Data shown –
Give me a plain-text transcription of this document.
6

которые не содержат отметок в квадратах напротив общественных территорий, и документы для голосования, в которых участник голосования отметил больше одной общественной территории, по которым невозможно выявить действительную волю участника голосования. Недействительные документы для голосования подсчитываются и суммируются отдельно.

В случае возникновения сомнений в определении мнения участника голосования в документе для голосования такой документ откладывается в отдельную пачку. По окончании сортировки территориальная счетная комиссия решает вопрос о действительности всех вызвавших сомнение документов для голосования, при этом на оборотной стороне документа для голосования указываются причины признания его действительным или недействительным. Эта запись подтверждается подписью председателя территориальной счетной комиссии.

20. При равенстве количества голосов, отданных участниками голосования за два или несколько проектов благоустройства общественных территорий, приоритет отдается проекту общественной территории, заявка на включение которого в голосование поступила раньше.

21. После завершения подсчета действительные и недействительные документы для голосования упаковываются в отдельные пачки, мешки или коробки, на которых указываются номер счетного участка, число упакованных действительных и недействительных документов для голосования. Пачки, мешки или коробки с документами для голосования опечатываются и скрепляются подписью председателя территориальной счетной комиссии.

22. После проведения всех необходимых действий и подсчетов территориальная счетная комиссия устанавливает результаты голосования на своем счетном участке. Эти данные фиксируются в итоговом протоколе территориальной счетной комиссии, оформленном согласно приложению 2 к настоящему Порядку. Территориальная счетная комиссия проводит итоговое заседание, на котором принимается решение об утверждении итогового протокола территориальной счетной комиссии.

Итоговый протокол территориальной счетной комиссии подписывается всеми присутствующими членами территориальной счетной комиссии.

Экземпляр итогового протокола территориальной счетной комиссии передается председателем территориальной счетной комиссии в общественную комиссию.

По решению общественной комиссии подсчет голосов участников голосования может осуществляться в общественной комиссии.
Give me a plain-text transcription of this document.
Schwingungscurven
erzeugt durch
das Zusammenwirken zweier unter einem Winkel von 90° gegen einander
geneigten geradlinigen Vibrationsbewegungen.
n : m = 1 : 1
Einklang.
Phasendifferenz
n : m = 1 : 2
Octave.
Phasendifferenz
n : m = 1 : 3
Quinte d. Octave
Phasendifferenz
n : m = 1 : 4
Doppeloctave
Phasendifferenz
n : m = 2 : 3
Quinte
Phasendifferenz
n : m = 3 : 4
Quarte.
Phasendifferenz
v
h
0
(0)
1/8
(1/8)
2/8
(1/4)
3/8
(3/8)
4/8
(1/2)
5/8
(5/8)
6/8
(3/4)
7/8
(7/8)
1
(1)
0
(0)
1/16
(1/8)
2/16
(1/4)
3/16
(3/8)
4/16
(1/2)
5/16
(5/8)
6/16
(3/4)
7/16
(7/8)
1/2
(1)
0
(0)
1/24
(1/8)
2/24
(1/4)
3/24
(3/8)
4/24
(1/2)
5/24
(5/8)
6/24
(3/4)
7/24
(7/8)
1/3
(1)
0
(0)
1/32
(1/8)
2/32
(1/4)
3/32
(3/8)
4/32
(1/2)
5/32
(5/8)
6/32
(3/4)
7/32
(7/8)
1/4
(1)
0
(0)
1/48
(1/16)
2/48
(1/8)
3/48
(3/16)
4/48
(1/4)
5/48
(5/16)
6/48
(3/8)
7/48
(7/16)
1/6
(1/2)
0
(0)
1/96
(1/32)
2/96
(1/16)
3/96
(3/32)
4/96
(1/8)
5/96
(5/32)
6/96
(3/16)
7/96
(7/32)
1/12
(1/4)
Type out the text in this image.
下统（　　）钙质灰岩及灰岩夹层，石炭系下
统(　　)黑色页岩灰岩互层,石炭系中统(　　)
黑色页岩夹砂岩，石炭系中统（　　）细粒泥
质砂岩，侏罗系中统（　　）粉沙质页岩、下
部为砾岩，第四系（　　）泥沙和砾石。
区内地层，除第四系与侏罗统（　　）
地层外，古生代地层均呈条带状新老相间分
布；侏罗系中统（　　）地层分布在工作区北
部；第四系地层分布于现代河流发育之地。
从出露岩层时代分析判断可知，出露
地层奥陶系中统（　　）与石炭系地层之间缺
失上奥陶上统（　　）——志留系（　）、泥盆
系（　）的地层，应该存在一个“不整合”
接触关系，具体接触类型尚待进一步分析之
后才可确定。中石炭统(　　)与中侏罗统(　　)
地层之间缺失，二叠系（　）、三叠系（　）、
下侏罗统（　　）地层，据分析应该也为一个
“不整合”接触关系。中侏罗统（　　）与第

Exercise task –
Scan the records for the string "подписью". Copy each line in which it appears.

Solution for this exercise –
В случае возникновения сомнений в определении мнения участника голосования в документе для голосования такой документ откладывается в отдельную пачку. По окончании сортировки территориальная счетная комиссия решает вопрос о действительности всех вызвавших сомнение документов для голосования, при этом на оборотной стороне документа для голосования указываются причины признания его действительным или недействительным. Эта запись подтверждается подписью председателя территориальной счетной комиссии.
21. После завершения подсчета действительные и недействительные документы для голосования упаковываются в отдельные пачки, мешки или коробки, на которых указываются номер счетного участка, число упакованных действительных и недействительных документов для голосования. Пачки, мешки или коробки с документами для голосования опечатываются и скрепляются подписью председателя территориальной счетной комиссии.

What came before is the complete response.